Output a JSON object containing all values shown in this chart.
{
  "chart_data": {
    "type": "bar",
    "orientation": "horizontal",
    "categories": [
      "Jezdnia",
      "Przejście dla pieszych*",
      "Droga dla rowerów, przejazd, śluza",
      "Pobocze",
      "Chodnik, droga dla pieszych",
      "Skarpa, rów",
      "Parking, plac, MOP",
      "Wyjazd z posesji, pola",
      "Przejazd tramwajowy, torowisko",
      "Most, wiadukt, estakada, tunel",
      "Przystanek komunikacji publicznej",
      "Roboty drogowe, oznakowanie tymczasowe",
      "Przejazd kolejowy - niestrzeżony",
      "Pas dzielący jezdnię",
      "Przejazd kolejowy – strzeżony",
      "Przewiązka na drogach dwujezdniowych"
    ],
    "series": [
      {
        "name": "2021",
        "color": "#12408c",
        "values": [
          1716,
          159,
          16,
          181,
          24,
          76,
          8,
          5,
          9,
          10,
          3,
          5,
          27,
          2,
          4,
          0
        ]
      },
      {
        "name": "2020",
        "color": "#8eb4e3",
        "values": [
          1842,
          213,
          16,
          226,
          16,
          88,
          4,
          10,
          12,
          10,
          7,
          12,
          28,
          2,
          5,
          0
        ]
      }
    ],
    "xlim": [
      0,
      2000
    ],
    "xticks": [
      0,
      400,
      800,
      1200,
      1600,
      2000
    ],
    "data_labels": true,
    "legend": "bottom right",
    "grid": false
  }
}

**EXERCISE GOAL:** Your task is to extract all of the records exactly.

**TASK RESPONSE:**
Output a JSON object containing all values shown in this chart.
{
  "chart_data": {
    "type": "bar",
    "orientation": "horizontal",
    "categories": [
      "Jezdnia",
      "Przejście dla pieszych*",
      "Droga dla rowerów, przejazd, śluza",
      "Pobocze",
      "Chodnik, droga dla pieszych",
      "Skarpa, rów",
      "Parking, plac, MOP",
      "Wyjazd z posesji, pola",
      "Przejazd tramwajowy, torowisko",
      "Most, wiadukt, estakada, tunel",
      "Przystanek komunikacji publicznej",
      "Roboty drogowe, oznakowanie tymczasowe",
      "Przejazd kolejowy - niestrzeżony",
      "Pas dzielący jezdnię",
      "Przejazd kolejowy – strzeżony",
      "Przewiązka na drogach dwujezdniowych"
    ],
    "series": [
      {
        "name": "2021",
        "color": "#12408c",
        "values": [
          1716,
          159,
          16,
          181,
          24,
          76,
          8,
          5,
          9,
          10,
          3,
          5,
          27,
          2,
          4,
          0
        ]
      },
      {
        "name": "2020",
        "color": "#8eb4e3",
        "values": [
          1842,
          213,
          16,
          226,
          16,
          88,
          4,
          10,
          12,
          10,
          7,
          12,
          28,
          2,
          5,
          0
        ]
      }
    ],
    "xlim": [
      0,
      2000
    ],
    "xticks": [
      0,
      400,
      800,
      1200,
      1600,
      2000
    ],
    "data_labels": true,
    "legend": "bottom right",
    "grid": false
  }
}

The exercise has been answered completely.